- **EXERCISE DETAILS**:
Extract from the listing each line in which the word "Voices" appears.

- **EXCERPTED DATA**:
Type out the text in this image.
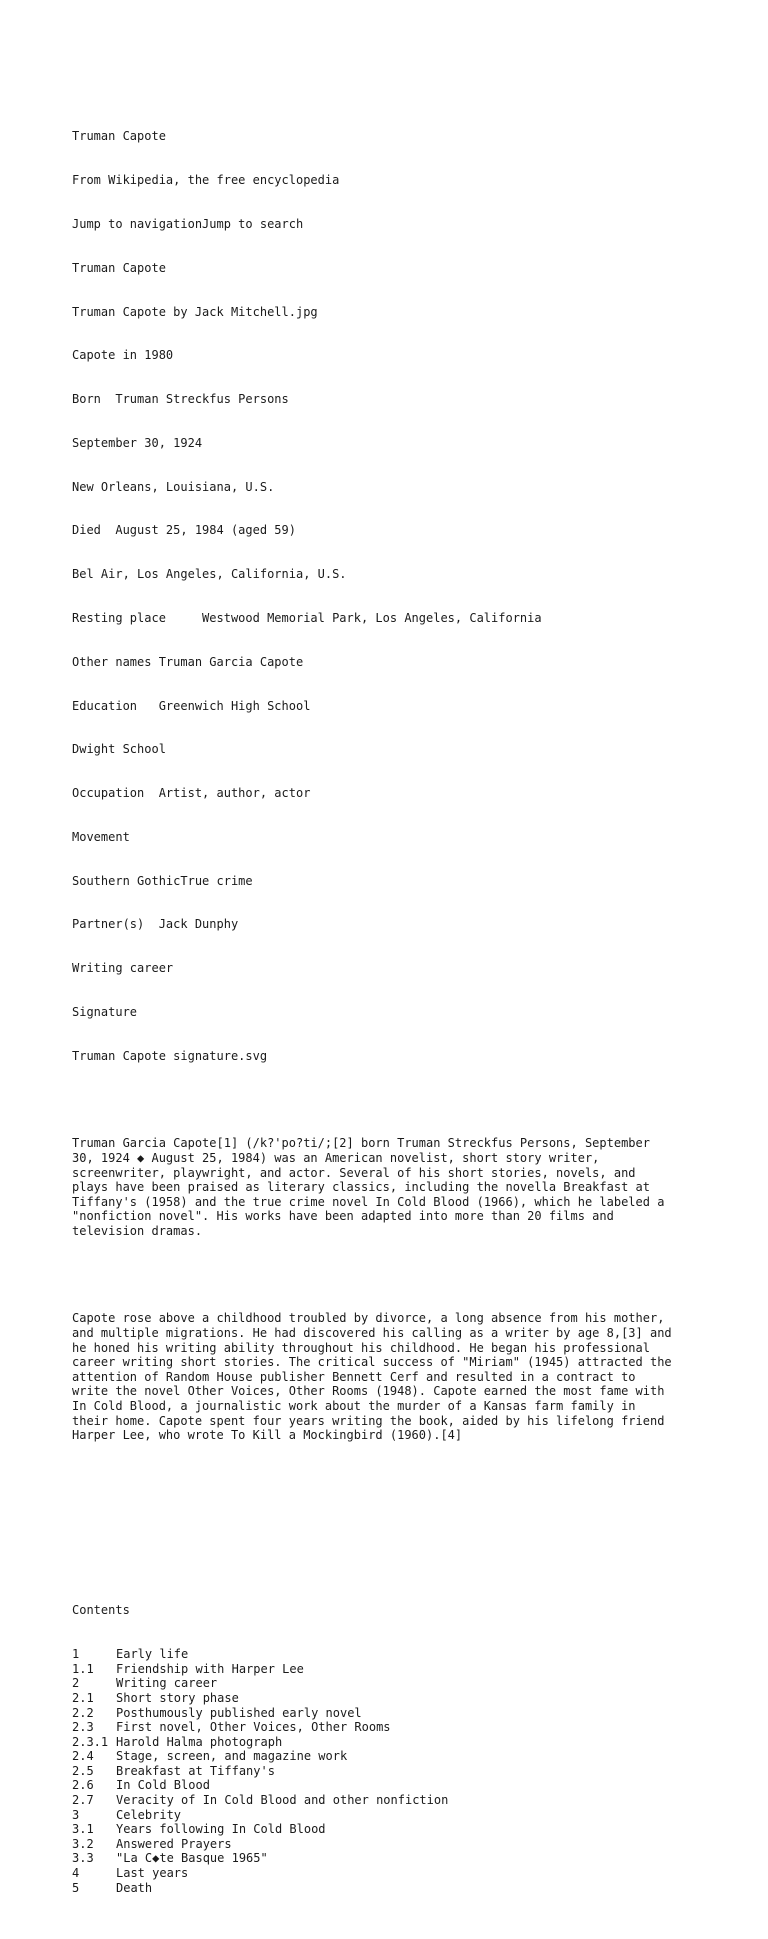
Truman Capote

From Wikipedia, the free encyclopedia

Jump to navigationJump to search

Truman Capote

Truman Capote by Jack Mitchell.jpg

Capote in 1980

Born  Truman Streckfus Persons

September 30, 1924

New Orleans, Louisiana, U.S.

Died  August 25, 1984 (aged 59)

Bel Air, Los Angeles, California, U.S.

Resting place     Westwood Memorial Park, Los Angeles, California

Other names Truman Garcia Capote

Education   Greenwich High School

Dwight School

Occupation  Artist, author, actor

Movement

Southern GothicTrue crime

Partner(s)  Jack Dunphy

Writing career

Signature

Truman Capote signature.svg

Truman Garcia Capote[1] (/k?'po?ti/;[2] born Truman Streckfus Persons, September
30, 1924 ◆ August 25, 1984) was an American novelist, short story writer,
screenwriter, playwright, and actor. Several of his short stories, novels, and
plays have been praised as literary classics, including the novella Breakfast at
Tiffany's (1958) and the true crime novel In Cold Blood (1966), which he labeled a
"nonfiction novel". His works have been adapted into more than 20 films and
television dramas.

Capote rose above a childhood troubled by divorce, a long absence from his mother,
and multiple migrations. He had discovered his calling as a writer by age 8,[3] and
he honed his writing ability throughout his childhood. He began his professional
career writing short stories. The critical success of "Miriam" (1945) attracted the
attention of Random House publisher Bennett Cerf and resulted in a contract to
write the novel Other Voices, Other Rooms (1948). Capote earned the most fame with
In Cold Blood, a journalistic work about the murder of a Kansas farm family in
their home. Capote spent four years writing the book, aided by his lifelong friend
Harper Lee, who wrote To Kill a Mockingbird (1960).[4]

Contents

1	Early life
1.1 Friendship with Harper Lee
2	Writing career
2.1 Short story phase
2.2 Posthumously published early novel
2.3 First novel, Other Voices, Other Rooms
2.3.1 Harold Halma photograph
2.4 Stage, screen, and magazine work
2.5 Breakfast at Tiffany's
2.6 In Cold Blood
2.7 Veracity of In Cold Blood and other nonfiction
3	Celebrity
3.1 Years following In Cold Blood
3.2 Answered Prayers
3.3 "La C◆te Basque 1965"
4	Last years
5	Death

- **ANSWER TO THIS PROBLEM**:
write the novel Other Voices, Other Rooms (1948). Capote earned the most fame with
2.3 First novel, Other Voices, Other Rooms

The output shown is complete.